[Source records]
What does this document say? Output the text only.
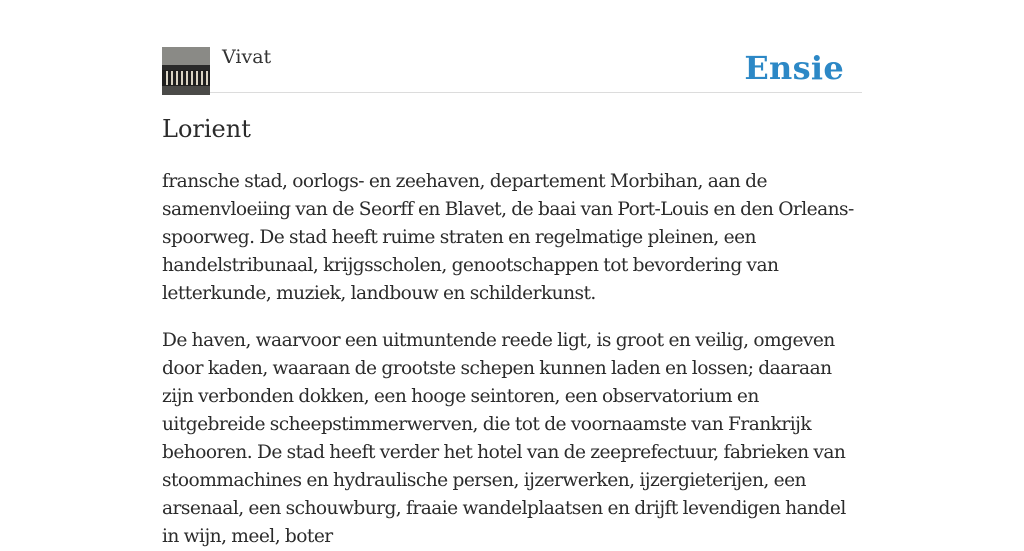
Vivat	Ensie
Lorient

fransche stad, oorlogs- en zeehaven, departement Morbihan, aan de samenvloeiing van de Seorff en Blavet, de baai van Port-Louis en den Orleans-spoorweg. De stad heeft ruime straten en regelmatige pleinen, een handelstribunaal, krijgsscholen, genootschappen tot bevordering van letterkunde, muziek, landbouw en schilderkunst.

De haven, waarvoor een uitmuntende reede ligt, is groot en veilig, omgeven door kaden, waaraan de grootste schepen kunnen laden en lossen; daaraan zijn verbonden dokken, een hooge seintoren, een observatorium en uitgebreide scheepstimmerwerven, die tot de voornaamste van Frankrijk behooren. De stad heeft verder het hotel van de zeeprefectuur, fabrieken van stoommachines en hydraulische persen, ijzerwerken, ijzergieterijen, een arsenaal, een schouwburg, fraaie wandelplaatsen en drijft levendigen handel in wijn, meel, boter
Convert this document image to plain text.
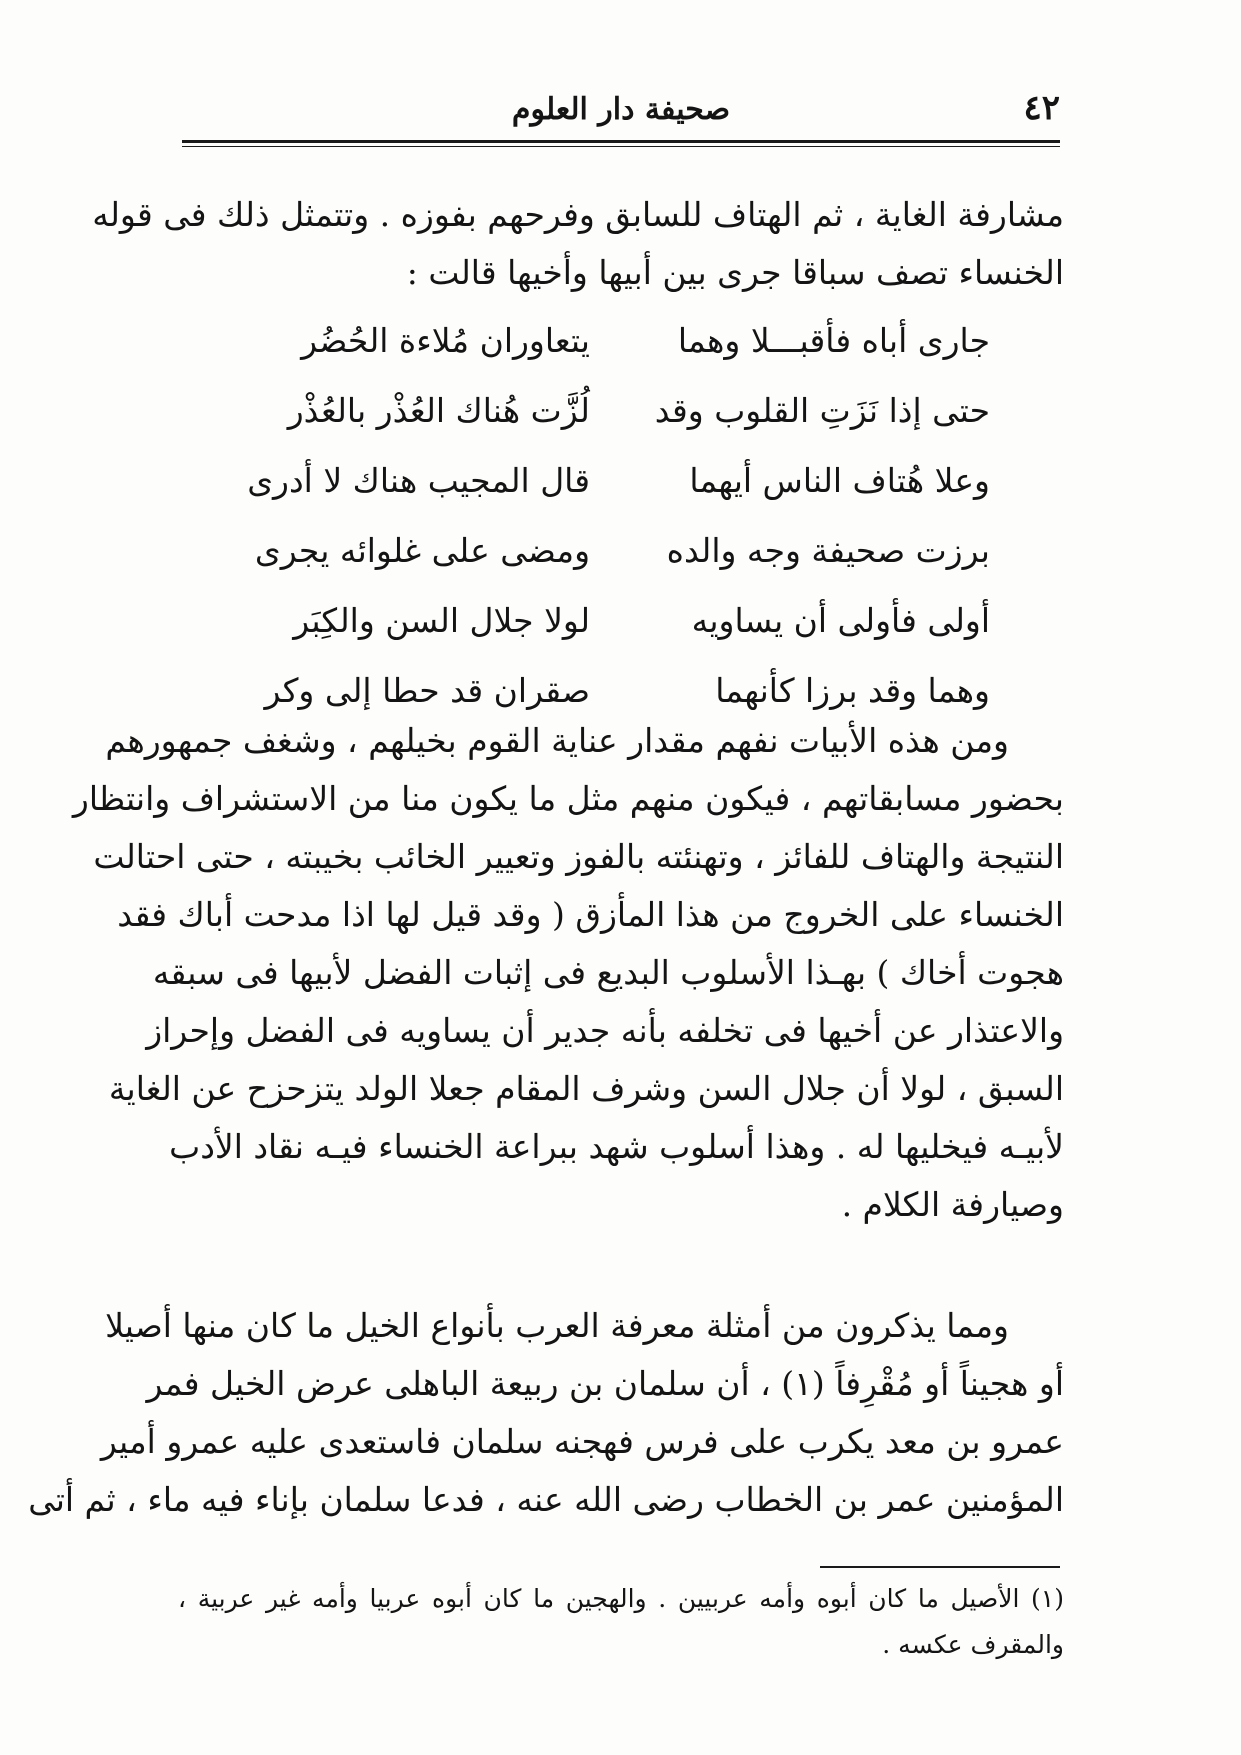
٤٢
صحيفة دار العلوم
مشارفة الغاية ، ثم الهتاف للسابق وفرحهم بفوزه . وتتمثل ذلك فى قوله
الخنساء تصف سباقا جرى بين أبيها وأخيها قالت :
جارى أباه فأقبـــلا وهما
يتعاوران مُلاءة الحُضُر
حتى إذا نَزَتِ القلوب وقد
لُزَّت هُناك العُذْر بالعُذْر
وعلا هُتاف الناس أيهما
قال المجيب هناك لا أدرى
برزت صحيفة وجه والده
ومضى على غلوائه يجرى
أولى فأولى أن يساويه
لولا جلال السن والكِبَر
وهما وقد برزا كأنهما
صقران قد حطا إلى وكر
ومن هذه الأبيات نفهم مقدار عناية القوم بخيلهم ، وشغف جمهورهم
بحضور مسابقاتهم ، فيكون منهم مثل ما يكون منا من الاستشراف وانتظار
النتيجة والهتاف للفائز ، وتهنئته بالفوز وتعيير الخائب بخيبته ، حتى احتالت
الخنساء على الخروج من هذا المأزق ( وقد قيل لها اذا مدحت أباك فقد
هجوت أخاك ) بهـذا الأسلوب البديع فى إثبات الفضل لأبيها فى سبقه
والاعتذار عن أخيها فى تخلفه بأنه جدير أن يساويه فى الفضل وإحراز
السبق ، لولا أن جلال السن وشرف المقام جعلا الولد يتزحزح عن الغاية
لأبيـه فيخليها له . وهذا أسلوب شهد ببراعة الخنساء فيـه نقاد الأدب
وصيارفة الكلام .
ومما يذكرون من أمثلة معرفة العرب بأنواع الخيل ما كان منها أصيلا
أو هجيناً أو مُقْرِفاً (١) ، أن سلمان بن ربيعة الباهلى عرض الخيل فمر
عمرو بن معد يكرب على فرس فهجنه سلمان فاستعدى عليه عمرو أمير
المؤمنين عمر بن الخطاب رضى الله عنه ، فدعا سلمان بإناء فيه ماء ، ثم أتى
(١) الأصيل ما كان أبوه وأمه عربيين . والهجين ما كان أبوه عربيا وأمه غير عربية ،
والمقرف عكسه .
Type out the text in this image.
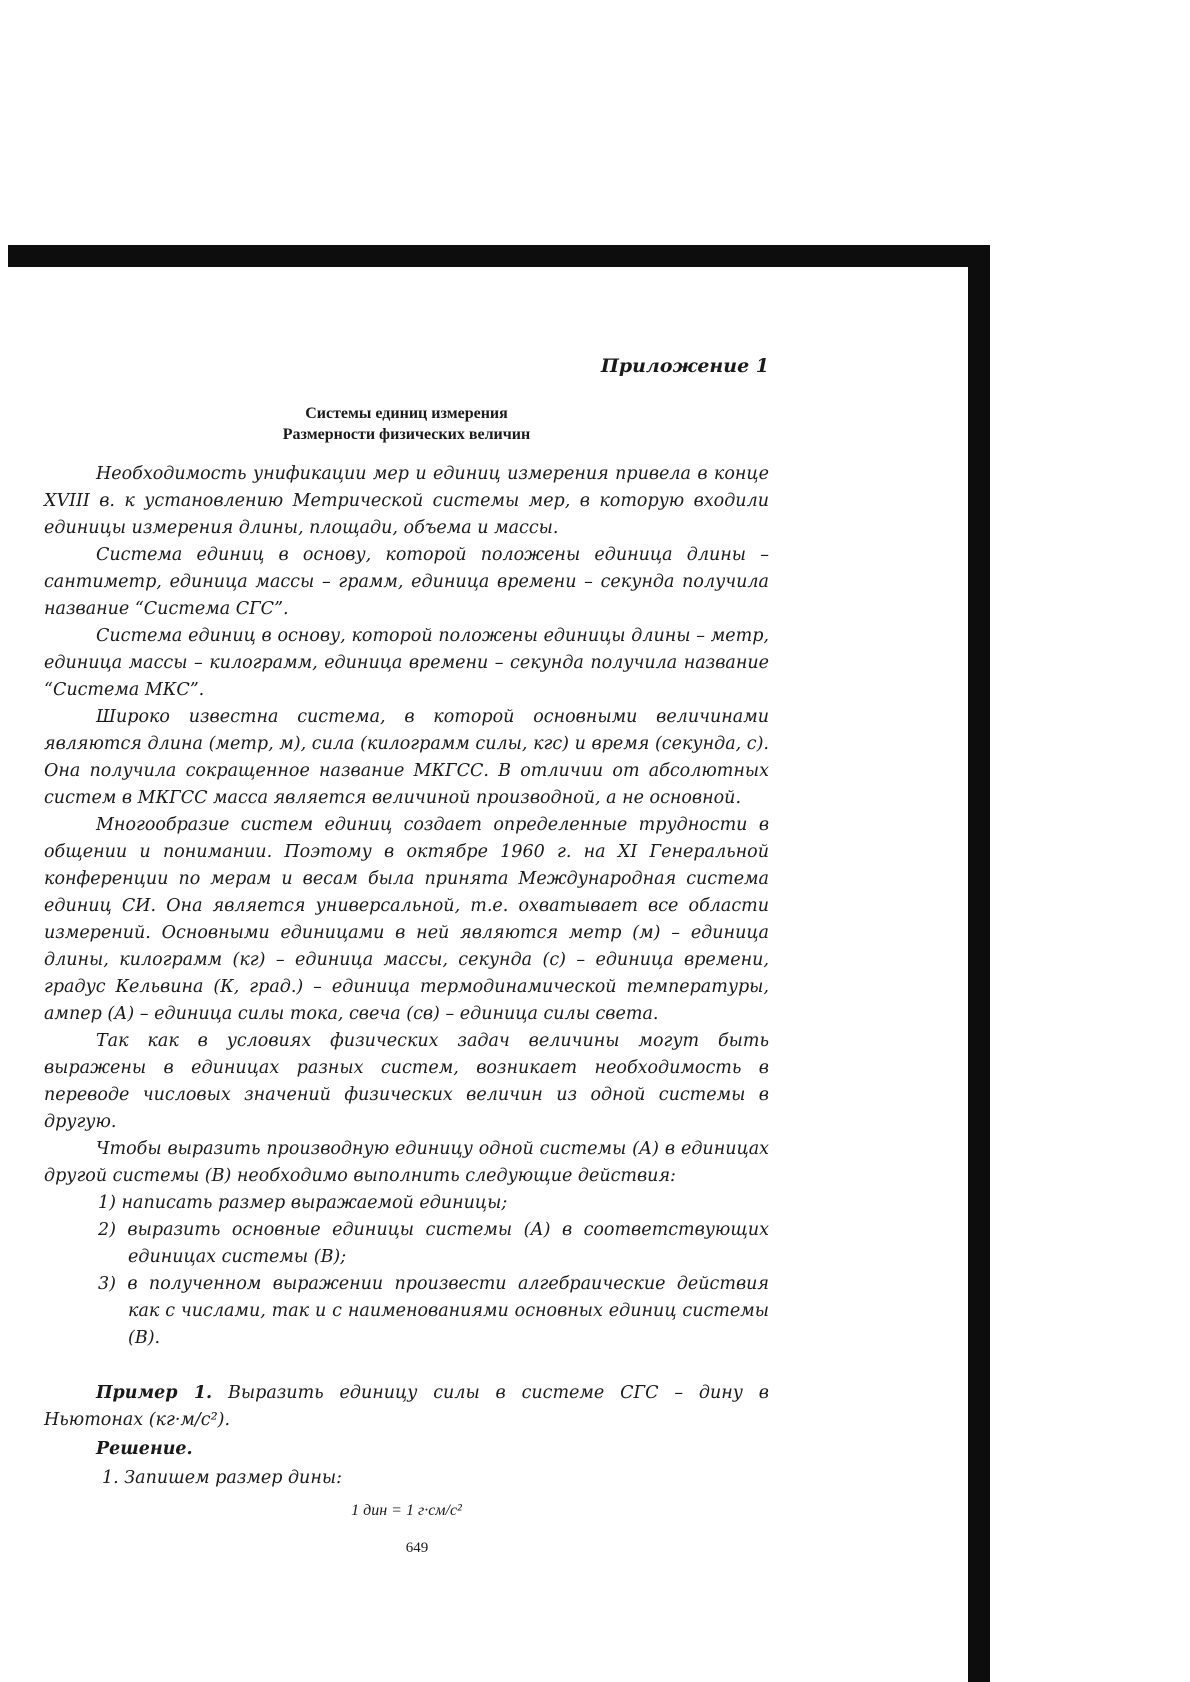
Приложение 1

Системы единиц измерения
Размерности физических величин

Необходимость унификации мер и единиц измерения привела в конце XVIII в. к установлению Метрической системы мер, в которую входили единицы измерения длины, площади, объема и массы.

Система единиц в основу, которой положены единица длины – сантиметр, единица массы – грамм, единица времени – секунда получила название “Система СГС”.

Система единиц в основу, которой положены единицы длины – метр, единица массы – килограмм, единица времени – секунда получила название “Система МКС”.

Широко известна система, в которой основными величинами являются длина (метр, м), сила (килограмм силы, кгс) и время (секунда, с). Она получила сокращенное название МКГСС. В отличии от абсолютных систем в МКГСС масса является величиной производной, а не основной.

Многообразие систем единиц создает определенные трудности в общении и понимании. Поэтому в октябре 1960 г. на XI Генеральной конференции по мерам и весам была принята Международная система единиц СИ. Она является универсальной, т.е. охватывает все области измерений. Основными единицами в ней являются метр (м) – единица длины, килограмм (кг) – единица массы, секунда (с) – единица времени, градус Кельвина (К, град.) – единица термодинамической температуры, ампер (А) – единица силы тока, свеча (св) – единица силы света.

Так как в условиях физических задач величины могут быть выражены в единицах разных систем, возникает необходимость в переводе числовых значений физических величин из одной системы в другую.

Чтобы выразить производную единицу одной системы (А) в единицах другой системы (В) необходимо выполнить следующие действия:

1) написать размер выражаемой единицы;
2) выразить основные единицы системы (А) в соответствующих единицах системы (В);
3) в полученном выражении произвести алгебраические действия как с числами, так и с наименованиями основных единиц системы (В).

Пример 1. Выразить единицу силы в системе СГС – дину в Ньютонах (кг·м/с²).

Решение.

1. Запишем размер дины:

1 дин = 1 г·см/с²

649
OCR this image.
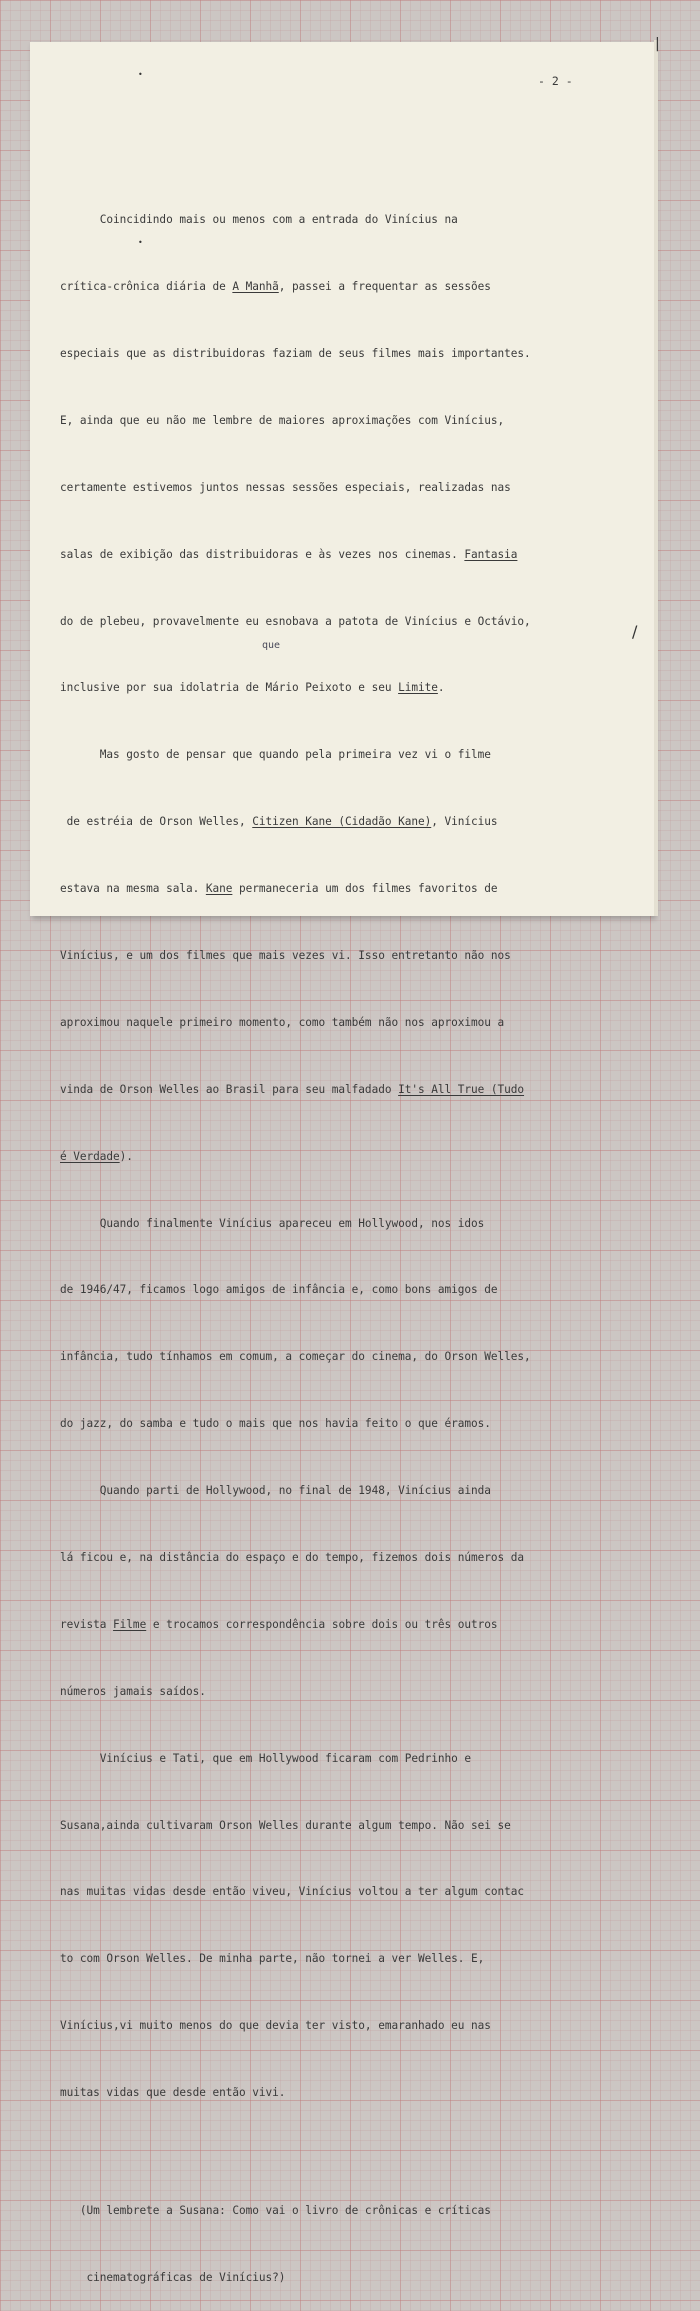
- 2 -

Coincidindo mais ou menos com a entrada do Vinícius na

crítica-crônica diária de A Manhã, passei a frequentar as sessões

especiais que as distribuidoras faziam de seus filmes mais importantes.

E, ainda que eu não me lembre de maiores aproximações com Vinícius,

certamente estivemos juntos nessas sessões especiais, realizadas nas

salas de exibição das distribuidoras e às vezes nos cinemas. Fantasia

do de plebeu, provavelmente eu esnobava a patota de Vinícius e Octávio,

inclusive por sua idolatria de Mário Peixoto e seu Limite.

Mas gosto de pensar que quando pela primeira vez vi o filme

de estréia de Orson Welles, Citizen Kane (Cidadão Kane), Vinícius

estava na mesma sala. Kane permaneceria um dos filmes favoritos de

Vinícius, e um dos filmes que mais vezes vi. Isso entretanto não nos

aproximou naquele primeiro momento, como também não nos aproximou a

vinda de Orson Welles ao Brasil para seu malfadado It's All True (Tudo

é Verdade).

Quando finalmente Vinícius apareceu em Hollywood, nos idos

de 1946/47, ficamos logo amigos de infância e, como bons amigos de

infância, tudo tínhamos em comum, a começar do cinema, do Orson Welles,

do jazz, do samba e tudo o mais que nos havia feito o que éramos.

Quando parti de Hollywood, no final de 1948, Vinícius ainda

lá ficou e, na distância do espaço e do tempo, fizemos dois números da

revista Filme e trocamos correspondência sobre dois ou três outros

números jamais saídos.

Vinícius e Tati, que em Hollywood ficaram com Pedrinho e

Susana,ainda cultivaram Orson Welles durante algum tempo. Não sei se

nas muitas vidas desde então viveu, Vinícius voltou a ter algum contac

to com Orson Welles. De minha parte, não tornei a ver Welles. E,

Vinícius,vi muito menos do que devia ter visto, emaranhado eu nas

muitas vidas que desde então vivi.

(Um lembrete a Susana: Como vai o livro de crônicas e críticas

cinematográficas de Vinícius?)

que
|
•
•
/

• GIVEN INSTRUCTION: Take every line containing the word "физических" and copy it.

• FULL SOLUTION:
Размерности физических величин
Так как в условиях физических задач величины могут быть выражены в единицах разных систем, возникает необходимость в переводе числовых значений физических величин из одной системы в другую.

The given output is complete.